[Dataset listings of figures]
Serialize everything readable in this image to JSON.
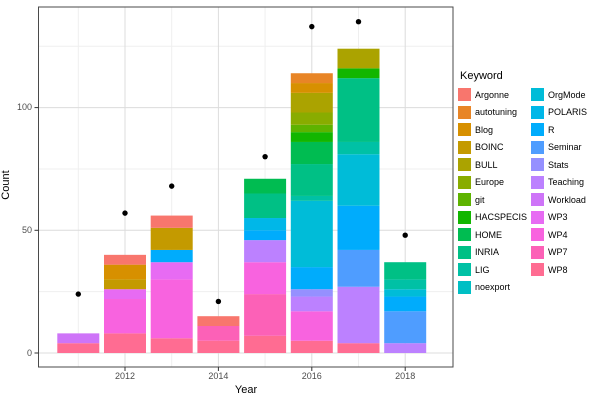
{
  "figure_background": "#ffffff",
  "panel": {
    "border_color": "#4a4a4a",
    "background": "#ffffff",
    "grid_major_color": "#dcdcdc",
    "grid_minor_color": "#efefef"
  },
  "axes": {
    "x_title": "Year",
    "y_title": "Count",
    "x_tick_labels": [
      "2012",
      "2014",
      "2016",
      "2018"
    ],
    "y_tick_labels": [
      "0",
      "50",
      "100"
    ],
    "tick_color": "#333333"
  },
  "legend": {
    "title": "Keyword"
  },
  "chart_data": {
    "type": "bar",
    "stacked": true,
    "title": "",
    "xlabel": "Year",
    "ylabel": "Count",
    "xlim": [
      2010.15,
      2018.85
    ],
    "ylim": [
      -7,
      144
    ],
    "x_major_ticks": [
      2012,
      2014,
      2016,
      2018
    ],
    "x_minor_ticks": [
      2011,
      2013,
      2015,
      2017
    ],
    "y_major_ticks": [
      0,
      50,
      100
    ],
    "y_minor_ticks": [
      25,
      75,
      125
    ],
    "grid": true,
    "legend_position": "right",
    "legend_title": "Keyword",
    "point_color": "#000000",
    "keywords": [
      {
        "name": "Argonne",
        "color": "#F8766D"
      },
      {
        "name": "autotuning",
        "color": "#E88526"
      },
      {
        "name": "Blog",
        "color": "#D79000"
      },
      {
        "name": "BOINC",
        "color": "#C49A00"
      },
      {
        "name": "BULL",
        "color": "#ABA300"
      },
      {
        "name": "Europe",
        "color": "#89AC00"
      },
      {
        "name": "git",
        "color": "#5EB300"
      },
      {
        "name": "HACSPECIS",
        "color": "#12B600"
      },
      {
        "name": "HOME",
        "color": "#00BC51"
      },
      {
        "name": "INRIA",
        "color": "#00C085"
      },
      {
        "name": "LIG",
        "color": "#00C1A5"
      },
      {
        "name": "noexport",
        "color": "#00BFC4"
      },
      {
        "name": "OrgMode",
        "color": "#00BCD8"
      },
      {
        "name": "POLARIS",
        "color": "#00B7E8"
      },
      {
        "name": "R",
        "color": "#00ACFC"
      },
      {
        "name": "Seminar",
        "color": "#4F9DFF"
      },
      {
        "name": "Stats",
        "color": "#9590FF"
      },
      {
        "name": "Teaching",
        "color": "#BC81FF"
      },
      {
        "name": "Workload",
        "color": "#CE74F8"
      },
      {
        "name": "WP3",
        "color": "#E76BF3"
      },
      {
        "name": "WP4",
        "color": "#F863DF"
      },
      {
        "name": "WP7",
        "color": "#FC61B7"
      },
      {
        "name": "WP8",
        "color": "#FF6C92"
      }
    ],
    "legend_column_split": 12,
    "years": [
      2011,
      2012,
      2013,
      2014,
      2015,
      2016,
      2017,
      2018
    ],
    "bars": [
      {
        "year": 2011,
        "total": 8,
        "segments": [
          {
            "keyword": "WP8",
            "value": 4
          },
          {
            "keyword": "Workload",
            "value": 4
          }
        ]
      },
      {
        "year": 2012,
        "total": 40,
        "segments": [
          {
            "keyword": "WP8",
            "value": 8
          },
          {
            "keyword": "WP4",
            "value": 14
          },
          {
            "keyword": "WP3",
            "value": 4
          },
          {
            "keyword": "BOINC",
            "value": 4
          },
          {
            "keyword": "Blog",
            "value": 6
          },
          {
            "keyword": "Argonne",
            "value": 4
          }
        ]
      },
      {
        "year": 2013,
        "total": 56,
        "segments": [
          {
            "keyword": "WP8",
            "value": 6
          },
          {
            "keyword": "WP4",
            "value": 24
          },
          {
            "keyword": "WP3",
            "value": 7
          },
          {
            "keyword": "R",
            "value": 5
          },
          {
            "keyword": "BOINC",
            "value": 9
          },
          {
            "keyword": "Argonne",
            "value": 5
          }
        ]
      },
      {
        "year": 2014,
        "total": 15,
        "segments": [
          {
            "keyword": "WP8",
            "value": 5
          },
          {
            "keyword": "WP7",
            "value": 6
          },
          {
            "keyword": "Argonne",
            "value": 4
          }
        ]
      },
      {
        "year": 2015,
        "total": 71,
        "segments": [
          {
            "keyword": "WP8",
            "value": 7
          },
          {
            "keyword": "WP7",
            "value": 17
          },
          {
            "keyword": "WP4",
            "value": 13
          },
          {
            "keyword": "Teaching",
            "value": 9
          },
          {
            "keyword": "R",
            "value": 4
          },
          {
            "keyword": "POLARIS",
            "value": 5
          },
          {
            "keyword": "INRIA",
            "value": 10
          },
          {
            "keyword": "HOME",
            "value": 6
          }
        ]
      },
      {
        "year": 2016,
        "total": 114,
        "segments": [
          {
            "keyword": "WP8",
            "value": 5
          },
          {
            "keyword": "WP4",
            "value": 12
          },
          {
            "keyword": "Teaching",
            "value": 6
          },
          {
            "keyword": "Stats",
            "value": 3
          },
          {
            "keyword": "R",
            "value": 9
          },
          {
            "keyword": "OrgMode",
            "value": 27
          },
          {
            "keyword": "LIG",
            "value": 2
          },
          {
            "keyword": "INRIA",
            "value": 13
          },
          {
            "keyword": "HOME",
            "value": 9
          },
          {
            "keyword": "HACSPECIS",
            "value": 4
          },
          {
            "keyword": "git",
            "value": 3
          },
          {
            "keyword": "Europe",
            "value": 5
          },
          {
            "keyword": "BULL",
            "value": 8
          },
          {
            "keyword": "Blog",
            "value": 4
          },
          {
            "keyword": "autotuning",
            "value": 4
          }
        ]
      },
      {
        "year": 2017,
        "total": 124,
        "segments": [
          {
            "keyword": "WP8",
            "value": 4
          },
          {
            "keyword": "Teaching",
            "value": 23
          },
          {
            "keyword": "Seminar",
            "value": 15
          },
          {
            "keyword": "R",
            "value": 18
          },
          {
            "keyword": "OrgMode",
            "value": 21
          },
          {
            "keyword": "LIG",
            "value": 5
          },
          {
            "keyword": "INRIA",
            "value": 26
          },
          {
            "keyword": "HACSPECIS",
            "value": 4
          },
          {
            "keyword": "BULL",
            "value": 8
          }
        ]
      },
      {
        "year": 2018,
        "total": 37,
        "segments": [
          {
            "keyword": "Teaching",
            "value": 4
          },
          {
            "keyword": "Seminar",
            "value": 13
          },
          {
            "keyword": "R",
            "value": 6
          },
          {
            "keyword": "OrgMode",
            "value": 3
          },
          {
            "keyword": "LIG",
            "value": 4
          },
          {
            "keyword": "INRIA",
            "value": 7
          }
        ]
      }
    ],
    "points": {
      "description": "black total dots",
      "values": [
        {
          "year": 2011,
          "count": 24
        },
        {
          "year": 2012,
          "count": 57
        },
        {
          "year": 2013,
          "count": 68
        },
        {
          "year": 2014,
          "count": 21
        },
        {
          "year": 2015,
          "count": 80
        },
        {
          "year": 2016,
          "count": 133
        },
        {
          "year": 2017,
          "count": 135
        },
        {
          "year": 2018,
          "count": 48
        }
      ]
    }
  }
}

▶ **The problem**:
Pictures are to be left out; all else in the entries above is to be quoted exactly.

▶ **Written response**:
Serialize everything readable in this image to JSON.
{
  "figure_background": "#ffffff",
  "panel": {
    "border_color": "#4a4a4a",
    "background": "#ffffff",
    "grid_major_color": "#dcdcdc",
    "grid_minor_color": "#efefef"
  },
  "axes": {
    "x_title": "Year",
    "y_title": "Count",
    "x_tick_labels": [
      "2012",
      "2014",
      "2016",
      "2018"
    ],
    "y_tick_labels": [
      "0",
      "50",
      "100"
    ],
    "tick_color": "#333333"
  },
  "legend": {
    "title": "Keyword"
  },
  "chart_data": {
    "type": "bar",
    "stacked": true,
    "title": "",
    "xlabel": "Year",
    "ylabel": "Count",
    "xlim": [
      2010.15,
      2018.85
    ],
    "ylim": [
      -7,
      144
    ],
    "x_major_ticks": [
      2012,
      2014,
      2016,
      2018
    ],
    "x_minor_ticks": [
      2011,
      2013,
      2015,
      2017
    ],
    "y_major_ticks": [
      0,
      50,
      100
    ],
    "y_minor_ticks": [
      25,
      75,
      125
    ],
    "grid": true,
    "legend_position": "right",
    "legend_title": "Keyword",
    "point_color": "#000000",
    "keywords": [
      {
        "name": "Argonne",
        "color": "#F8766D"
      },
      {
        "name": "autotuning",
        "color": "#E88526"
      },
      {
        "name": "Blog",
        "color": "#D79000"
      },
      {
        "name": "BOINC",
        "color": "#C49A00"
      },
      {
        "name": "BULL",
        "color": "#ABA300"
      },
      {
        "name": "Europe",
        "color": "#89AC00"
      },
      {
        "name": "git",
        "color": "#5EB300"
      },
      {
        "name": "HACSPECIS",
        "color": "#12B600"
      },
      {
        "name": "HOME",
        "color": "#00BC51"
      },
      {
        "name": "INRIA",
        "color": "#00C085"
      },
      {
        "name": "LIG",
        "color": "#00C1A5"
      },
      {
        "name": "noexport",
        "color": "#00BFC4"
      },
      {
        "name": "OrgMode",
        "color": "#00BCD8"
      },
      {
        "name": "POLARIS",
        "color": "#00B7E8"
      },
      {
        "name": "R",
        "color": "#00ACFC"
      },
      {
        "name": "Seminar",
        "color": "#4F9DFF"
      },
      {
        "name": "Stats",
        "color": "#9590FF"
      },
      {
        "name": "Teaching",
        "color": "#BC81FF"
      },
      {
        "name": "Workload",
        "color": "#CE74F8"
      },
      {
        "name": "WP3",
        "color": "#E76BF3"
      },
      {
        "name": "WP4",
        "color": "#F863DF"
      },
      {
        "name": "WP7",
        "color": "#FC61B7"
      },
      {
        "name": "WP8",
        "color": "#FF6C92"
      }
    ],
    "legend_column_split": 12,
    "years": [
      2011,
      2012,
      2013,
      2014,
      2015,
      2016,
      2017,
      2018
    ],
    "bars": [
      {
        "year": 2011,
        "total": 8,
        "segments": [
          {
            "keyword": "WP8",
            "value": 4
          },
          {
            "keyword": "Workload",
            "value": 4
          }
        ]
      },
      {
        "year": 2012,
        "total": 40,
        "segments": [
          {
            "keyword": "WP8",
            "value": 8
          },
          {
            "keyword": "WP4",
            "value": 14
          },
          {
            "keyword": "WP3",
            "value": 4
          },
          {
            "keyword": "BOINC",
            "value": 4
          },
          {
            "keyword": "Blog",
            "value": 6
          },
          {
            "keyword": "Argonne",
            "value": 4
          }
        ]
      },
      {
        "year": 2013,
        "total": 56,
        "segments": [
          {
            "keyword": "WP8",
            "value": 6
          },
          {
            "keyword": "WP4",
            "value": 24
          },
          {
            "keyword": "WP3",
            "value": 7
          },
          {
            "keyword": "R",
            "value": 5
          },
          {
            "keyword": "BOINC",
            "value": 9
          },
          {
            "keyword": "Argonne",
            "value": 5
          }
        ]
      },
      {
        "year": 2014,
        "total": 15,
        "segments": [
          {
            "keyword": "WP8",
            "value": 5
          },
          {
            "keyword": "WP7",
            "value": 6
          },
          {
            "keyword": "Argonne",
            "value": 4
          }
        ]
      },
      {
        "year": 2015,
        "total": 71,
        "segments": [
          {
            "keyword": "WP8",
            "value": 7
          },
          {
            "keyword": "WP7",
            "value": 17
          },
          {
            "keyword": "WP4",
            "value": 13
          },
          {
            "keyword": "Teaching",
            "value": 9
          },
          {
            "keyword": "R",
            "value": 4
          },
          {
            "keyword": "POLARIS",
            "value": 5
          },
          {
            "keyword": "INRIA",
            "value": 10
          },
          {
            "keyword": "HOME",
            "value": 6
          }
        ]
      },
      {
        "year": 2016,
        "total": 114,
        "segments": [
          {
            "keyword": "WP8",
            "value": 5
          },
          {
            "keyword": "WP4",
            "value": 12
          },
          {
            "keyword": "Teaching",
            "value": 6
          },
          {
            "keyword": "Stats",
            "value": 3
          },
          {
            "keyword": "R",
            "value": 9
          },
          {
            "keyword": "OrgMode",
            "value": 27
          },
          {
            "keyword": "LIG",
            "value": 2
          },
          {
            "keyword": "INRIA",
            "value": 13
          },
          {
            "keyword": "HOME",
            "value": 9
          },
          {
            "keyword": "HACSPECIS",
            "value": 4
          },
          {
            "keyword": "git",
            "value": 3
          },
          {
            "keyword": "Europe",
            "value": 5
          },
          {
            "keyword": "BULL",
            "value": 8
          },
          {
            "keyword": "Blog",
            "value": 4
          },
          {
            "keyword": "autotuning",
            "value": 4
          }
        ]
      },
      {
        "year": 2017,
        "total": 124,
        "segments": [
          {
            "keyword": "WP8",
            "value": 4
          },
          {
            "keyword": "Teaching",
            "value": 23
          },
          {
            "keyword": "Seminar",
            "value": 15
          },
          {
            "keyword": "R",
            "value": 18
          },
          {
            "keyword": "OrgMode",
            "value": 21
          },
          {
            "keyword": "LIG",
            "value": 5
          },
          {
            "keyword": "INRIA",
            "value": 26
          },
          {
            "keyword": "HACSPECIS",
            "value": 4
          },
          {
            "keyword": "BULL",
            "value": 8
          }
        ]
      },
      {
        "year": 2018,
        "total": 37,
        "segments": [
          {
            "keyword": "Teaching",
            "value": 4
          },
          {
            "keyword": "Seminar",
            "value": 13
          },
          {
            "keyword": "R",
            "value": 6
          },
          {
            "keyword": "OrgMode",
            "value": 3
          },
          {
            "keyword": "LIG",
            "value": 4
          },
          {
            "keyword": "INRIA",
            "value": 7
          }
        ]
      }
    ],
    "points": {
      "description": "black total dots",
      "values": [
        {
          "year": 2011,
          "count": 24
        },
        {
          "year": 2012,
          "count": 57
        },
        {
          "year": 2013,
          "count": 68
        },
        {
          "year": 2014,
          "count": 21
        },
        {
          "year": 2015,
          "count": 80
        },
        {
          "year": 2016,
          "count": 133
        },
        {
          "year": 2017,
          "count": 135
        },
        {
          "year": 2018,
          "count": 48
        }
      ]
    }
  }
}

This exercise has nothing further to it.